[What to work on]: Wherever a line below holds the word "活跃合约", copy that line.
══ Rows
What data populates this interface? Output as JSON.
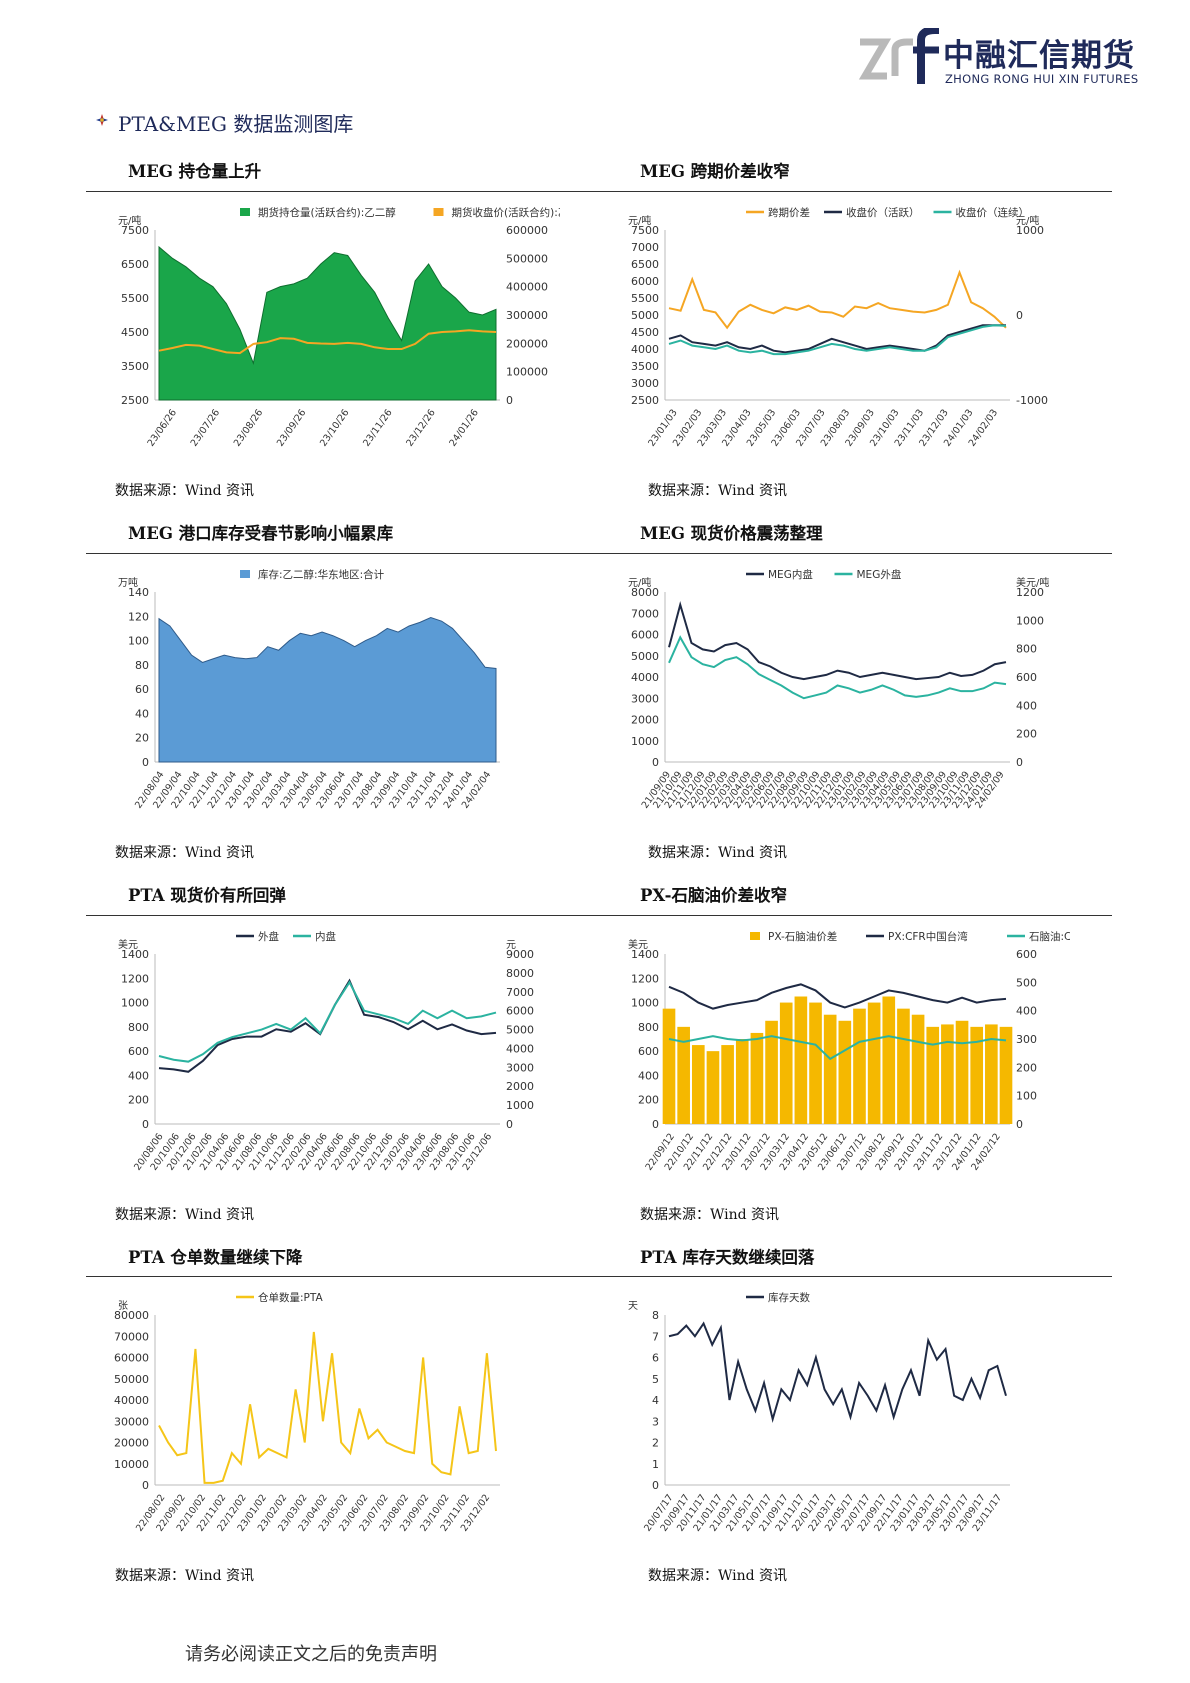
{
  "header": {
    "logo_cn": "中融汇信期货",
    "logo_en": "ZHONG RONG HUI XIN FUTURES",
    "section_title": "PTA&MEG 数据监测图库",
    "colors": {
      "brand": "#1f2a5a",
      "logo_grey": "#b9b9b9",
      "bullet_red": "#c0312b",
      "bullet_blue": "#1f3a8a",
      "bullet_yellow": "#e5b12a"
    }
  },
  "footer": {
    "disclaimer": "请务必阅读正文之后的免责声明"
  },
  "charts": [
    {
      "title": "MEG 持仓量上升",
      "source": "数据来源：Wind 资讯",
      "chart_data": {
        "type": "area",
        "legend": [
          "期货持仓量(活跃合约):乙二醇",
          "期货收盘价(活跃合约):乙二醇"
        ],
        "y_left_unit": "元/吨",
        "y_left_ticks": [
          "2500",
          "3500",
          "4500",
          "5500",
          "6500",
          "7500"
        ],
        "y_left_range": [
          2500,
          7500
        ],
        "y_right_ticks": [
          "0",
          "100000",
          "200000",
          "300000",
          "400000",
          "500000",
          "600000"
        ],
        "y_right_range": [
          0,
          600000
        ],
        "x_ticks": [
          "23/06/26",
          "23/07/26",
          "23/08/26",
          "23/09/26",
          "23/10/26",
          "23/11/26",
          "23/12/26",
          "24/01/26"
        ],
        "series": [
          {
            "name": "期货持仓量(活跃合约):乙二醇",
            "axis": "right",
            "color": "#1aa64a",
            "values": [
              540000,
              500000,
              470000,
              430000,
              400000,
              340000,
              250000,
              130000,
              380000,
              400000,
              410000,
              430000,
              480000,
              520000,
              510000,
              440000,
              380000,
              290000,
              210000,
              420000,
              480000,
              400000,
              360000,
              310000,
              300000,
              320000
            ]
          },
          {
            "name": "期货收盘价(活跃合约):乙二醇",
            "axis": "left",
            "color": "#f5a623",
            "values": [
              3950,
              4030,
              4120,
              4100,
              4000,
              3900,
              3880,
              4150,
              4200,
              4320,
              4300,
              4180,
              4160,
              4150,
              4180,
              4150,
              4050,
              4000,
              4000,
              4150,
              4450,
              4500,
              4520,
              4550,
              4520,
              4500
            ]
          }
        ]
      }
    },
    {
      "title": "MEG 跨期价差收窄",
      "source": "数据来源：Wind 资讯",
      "chart_data": {
        "type": "line",
        "legend": [
          "跨期价差",
          "收盘价（活跃）",
          "收盘价（连续）"
        ],
        "y_left_unit": "元/吨",
        "y_left_ticks": [
          "2500",
          "3000",
          "3500",
          "4000",
          "4500",
          "5000",
          "5500",
          "6000",
          "6500",
          "7000",
          "7500"
        ],
        "y_left_range": [
          2500,
          7500
        ],
        "y_right_unit": "元/吨",
        "y_right_ticks": [
          "-1000",
          "0",
          "1000"
        ],
        "y_right_range": [
          -1000,
          1000
        ],
        "x_ticks": [
          "23/01/03",
          "23/02/03",
          "23/03/03",
          "23/04/03",
          "23/05/03",
          "23/06/03",
          "23/07/03",
          "23/08/03",
          "23/09/03",
          "23/10/03",
          "23/11/03",
          "23/12/03",
          "24/01/03",
          "24/02/03"
        ],
        "series": [
          {
            "name": "跨期价差",
            "axis": "right",
            "color": "#f5a623",
            "values": [
              80,
              50,
              420,
              60,
              30,
              -150,
              40,
              120,
              60,
              20,
              90,
              60,
              110,
              40,
              30,
              -20,
              100,
              80,
              140,
              80,
              60,
              40,
              30,
              60,
              120,
              500,
              150,
              80,
              -20,
              -150
            ]
          },
          {
            "name": "收盘价（活跃）",
            "axis": "left",
            "color": "#1f2a44",
            "values": [
              4300,
              4400,
              4200,
              4150,
              4100,
              4200,
              4050,
              4000,
              4100,
              3950,
              3900,
              3950,
              4000,
              4150,
              4300,
              4200,
              4100,
              4000,
              4050,
              4100,
              4050,
              4000,
              3950,
              4100,
              4400,
              4500,
              4600,
              4700,
              4700,
              4700
            ]
          },
          {
            "name": "收盘价（连续）",
            "axis": "left",
            "color": "#2bb3a0",
            "values": [
              4150,
              4250,
              4100,
              4050,
              4000,
              4100,
              3950,
              3900,
              3950,
              3850,
              3850,
              3900,
              3950,
              4050,
              4150,
              4100,
              4000,
              3950,
              4000,
              4050,
              4000,
              3950,
              3950,
              4050,
              4350,
              4450,
              4550,
              4650,
              4700,
              4680
            ]
          }
        ]
      }
    },
    {
      "title": "MEG 港口库存受春节影响小幅累库",
      "source": "数据来源：Wind 资讯",
      "chart_data": {
        "type": "area",
        "legend": [
          "库存:乙二醇:华东地区:合计"
        ],
        "y_left_unit": "万吨",
        "y_left_ticks": [
          "0",
          "20",
          "40",
          "60",
          "80",
          "100",
          "120",
          "140"
        ],
        "y_left_range": [
          0,
          140
        ],
        "x_ticks": [
          "22/08/04",
          "22/09/04",
          "22/10/04",
          "22/11/04",
          "22/12/04",
          "23/01/04",
          "23/02/04",
          "23/03/04",
          "23/04/04",
          "23/05/04",
          "23/06/04",
          "23/07/04",
          "23/08/04",
          "23/09/04",
          "23/10/04",
          "23/11/04",
          "23/12/04",
          "24/01/04",
          "24/02/04"
        ],
        "series": [
          {
            "name": "库存:乙二醇:华东地区:合计",
            "color": "#5b9bd5",
            "values": [
              118,
              112,
              100,
              88,
              82,
              85,
              88,
              86,
              85,
              86,
              95,
              92,
              100,
              106,
              104,
              107,
              104,
              100,
              95,
              100,
              104,
              110,
              107,
              112,
              115,
              119,
              116,
              110,
              100,
              90,
              78,
              77
            ]
          }
        ]
      }
    },
    {
      "title": "MEG 现货价格震荡整理",
      "source": "数据来源：Wind 资讯",
      "chart_data": {
        "type": "line",
        "legend": [
          "MEG内盘",
          "MEG外盘"
        ],
        "y_left_unit": "元/吨",
        "y_left_ticks": [
          "0",
          "1000",
          "2000",
          "3000",
          "4000",
          "5000",
          "6000",
          "7000",
          "8000"
        ],
        "y_left_range": [
          0,
          8000
        ],
        "y_right_unit": "美元/吨",
        "y_right_ticks": [
          "0",
          "200",
          "400",
          "600",
          "800",
          "1000",
          "1200"
        ],
        "y_right_range": [
          0,
          1200
        ],
        "x_ticks": [
          "21/09/09",
          "21/10/09",
          "21/11/09",
          "21/12/09",
          "22/01/09",
          "22/02/09",
          "22/03/09",
          "22/04/09",
          "22/05/09",
          "22/06/09",
          "22/07/09",
          "22/08/09",
          "22/09/09",
          "22/10/09",
          "22/11/09",
          "22/12/09",
          "23/01/09",
          "23/02/09",
          "23/03/09",
          "23/04/09",
          "23/05/09",
          "23/06/09",
          "23/07/09",
          "23/08/09",
          "23/09/09",
          "23/10/09",
          "23/11/09",
          "23/12/09",
          "24/01/09",
          "24/02/09"
        ],
        "series": [
          {
            "name": "MEG内盘",
            "axis": "left",
            "color": "#1f2a44",
            "values": [
              5400,
              7400,
              5600,
              5300,
              5200,
              5500,
              5600,
              5300,
              4700,
              4500,
              4200,
              4000,
              3900,
              4000,
              4100,
              4300,
              4200,
              4000,
              4100,
              4200,
              4100,
              4000,
              3900,
              3950,
              4000,
              4200,
              4050,
              4100,
              4300,
              4600,
              4700
            ]
          },
          {
            "name": "MEG外盘",
            "axis": "right",
            "color": "#2bb3a0",
            "values": [
              700,
              880,
              740,
              690,
              670,
              720,
              740,
              690,
              620,
              580,
              540,
              490,
              450,
              470,
              490,
              540,
              520,
              490,
              510,
              540,
              510,
              470,
              460,
              470,
              490,
              520,
              500,
              500,
              520,
              560,
              550
            ]
          }
        ]
      }
    },
    {
      "title": "PTA 现货价有所回弹",
      "source": "数据来源：Wind 资讯",
      "chart_data": {
        "type": "line",
        "legend": [
          "外盘",
          "内盘"
        ],
        "y_left_unit": "美元",
        "y_left_ticks": [
          "0",
          "200",
          "400",
          "600",
          "800",
          "1000",
          "1200",
          "1400"
        ],
        "y_left_range": [
          0,
          1400
        ],
        "y_right_unit": "元",
        "y_right_ticks": [
          "0",
          "1000",
          "2000",
          "3000",
          "4000",
          "5000",
          "6000",
          "7000",
          "8000",
          "9000"
        ],
        "y_right_range": [
          0,
          9000
        ],
        "x_ticks": [
          "20/08/06",
          "20/10/06",
          "20/12/06",
          "21/02/06",
          "21/04/06",
          "21/06/06",
          "21/08/06",
          "21/10/06",
          "21/12/06",
          "22/02/06",
          "22/04/06",
          "22/06/06",
          "22/08/06",
          "22/10/06",
          "22/12/06",
          "23/02/06",
          "23/04/06",
          "23/06/06",
          "23/08/06",
          "23/10/06",
          "23/12/06"
        ],
        "series": [
          {
            "name": "外盘",
            "axis": "left",
            "color": "#1f2a44",
            "values": [
              460,
              450,
              430,
              520,
              650,
              700,
              720,
              720,
              780,
              760,
              830,
              740,
              980,
              1180,
              900,
              880,
              840,
              780,
              850,
              780,
              820,
              770,
              740,
              750
            ]
          },
          {
            "name": "内盘",
            "axis": "right",
            "color": "#2bb3a0",
            "values": [
              3600,
              3400,
              3300,
              3700,
              4300,
              4600,
              4800,
              5000,
              5300,
              5000,
              5600,
              4800,
              6300,
              7500,
              6000,
              5800,
              5600,
              5300,
              6000,
              5600,
              6000,
              5600,
              5700,
              5900
            ]
          }
        ]
      }
    },
    {
      "title": "PX-石脑油价差收窄",
      "source": "数据来源：Wind 资讯",
      "chart_data": {
        "type": "bar",
        "legend": [
          "PX-石脑油价差",
          "PX:CFR中国台湾",
          "石脑油:CFR日本"
        ],
        "y_left_unit": "美元",
        "y_left_ticks": [
          "0",
          "200",
          "400",
          "600",
          "800",
          "1000",
          "1200",
          "1400"
        ],
        "y_left_range": [
          0,
          1400
        ],
        "y_right_ticks": [
          "0",
          "100",
          "200",
          "300",
          "400",
          "500",
          "600"
        ],
        "y_right_range": [
          0,
          600
        ],
        "x_ticks": [
          "22/09/12",
          "22/10/12",
          "22/11/12",
          "22/12/12",
          "23/01/12",
          "23/02/12",
          "23/03/12",
          "23/04/12",
          "23/05/12",
          "23/06/12",
          "23/07/12",
          "23/08/12",
          "23/09/12",
          "23/10/12",
          "23/11/12",
          "23/12/12",
          "24/01/12",
          "24/02/12"
        ],
        "series": [
          {
            "name": "PX-石脑油价差",
            "axis": "left",
            "color": "#f5b800",
            "values": [
              950,
              800,
              650,
              600,
              650,
              700,
              750,
              850,
              1000,
              1050,
              1000,
              900,
              850,
              950,
              1000,
              1050,
              950,
              900,
              800,
              820,
              850,
              800,
              820,
              800
            ]
          },
          {
            "name": "PX:CFR中国台湾",
            "axis": "left",
            "color": "#1f2a44",
            "values": [
              1130,
              1080,
              1000,
              950,
              980,
              1000,
              1020,
              1080,
              1120,
              1150,
              1100,
              1000,
              960,
              1000,
              1050,
              1100,
              1080,
              1050,
              1020,
              1000,
              1040,
              1000,
              1020,
              1030
            ]
          },
          {
            "name": "石脑油:CFR日本",
            "axis": "right",
            "color": "#2bb3a0",
            "values": [
              300,
              290,
              300,
              310,
              300,
              295,
              300,
              310,
              300,
              290,
              280,
              230,
              260,
              290,
              300,
              310,
              300,
              290,
              280,
              290,
              285,
              290,
              300,
              295
            ]
          }
        ]
      }
    },
    {
      "title": "PTA 仓单数量继续下降",
      "source": "数据来源：Wind 资讯",
      "chart_data": {
        "type": "line",
        "legend": [
          "仓单数量:PTA"
        ],
        "y_left_unit": "张",
        "y_left_ticks": [
          "0",
          "10000",
          "20000",
          "30000",
          "40000",
          "50000",
          "60000",
          "70000",
          "80000"
        ],
        "y_left_range": [
          0,
          80000
        ],
        "x_ticks": [
          "22/08/02",
          "22/09/02",
          "22/10/02",
          "22/11/02",
          "22/12/02",
          "23/01/02",
          "23/02/02",
          "23/03/02",
          "23/04/02",
          "23/05/02",
          "23/06/02",
          "23/07/02",
          "23/08/02",
          "23/09/02",
          "23/10/02",
          "23/11/02",
          "23/12/02"
        ],
        "series": [
          {
            "name": "仓单数量:PTA",
            "color": "#f5c518",
            "values": [
              28000,
              20000,
              14000,
              15000,
              64000,
              1000,
              1000,
              2000,
              15000,
              10000,
              38000,
              13000,
              17000,
              15000,
              13000,
              45000,
              20000,
              72000,
              30000,
              62000,
              20000,
              15000,
              36000,
              22000,
              26000,
              20000,
              18000,
              16000,
              15000,
              60000,
              10000,
              6000,
              5000,
              37000,
              15000,
              16000,
              62000,
              16000
            ]
          }
        ]
      }
    },
    {
      "title": "PTA 库存天数继续回落",
      "source": "数据来源：Wind 资讯",
      "chart_data": {
        "type": "line",
        "legend": [
          "库存天数"
        ],
        "y_left_unit": "天",
        "y_left_ticks": [
          "0",
          "1",
          "2",
          "3",
          "4",
          "5",
          "6",
          "7",
          "8"
        ],
        "y_left_range": [
          0,
          8
        ],
        "x_ticks": [
          "20/07/17",
          "20/09/17",
          "20/11/17",
          "21/01/17",
          "21/03/17",
          "21/05/17",
          "21/07/17",
          "21/09/17",
          "21/11/17",
          "22/01/17",
          "22/03/17",
          "22/05/17",
          "22/07/17",
          "22/09/17",
          "22/11/17",
          "23/01/17",
          "23/03/17",
          "23/05/17",
          "23/07/17",
          "23/09/17",
          "23/11/17"
        ],
        "series": [
          {
            "name": "库存天数",
            "color": "#1f2a44",
            "values": [
              7,
              7.1,
              7.5,
              7,
              7.6,
              6.6,
              7.4,
              4,
              5.8,
              4.5,
              3.5,
              4.8,
              3.1,
              4.5,
              4,
              5.4,
              4.7,
              6,
              4.5,
              3.8,
              4.5,
              3.2,
              4.8,
              4.2,
              3.5,
              4.7,
              3.2,
              4.5,
              5.4,
              4.2,
              6.8,
              5.9,
              6.4,
              4.2,
              4.0,
              5.0,
              4.1,
              5.4,
              5.6,
              4.2
            ]
          }
        ]
      }
    }
  ]
}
════
[Solution to this exercise]:
          "期货持仓量(活跃合约):乙二醇",
          "期货收盘价(活跃合约):乙二醇"
            "name": "期货持仓量(活跃合约):乙二醇",
            "name": "期货收盘价(活跃合约):乙二醇",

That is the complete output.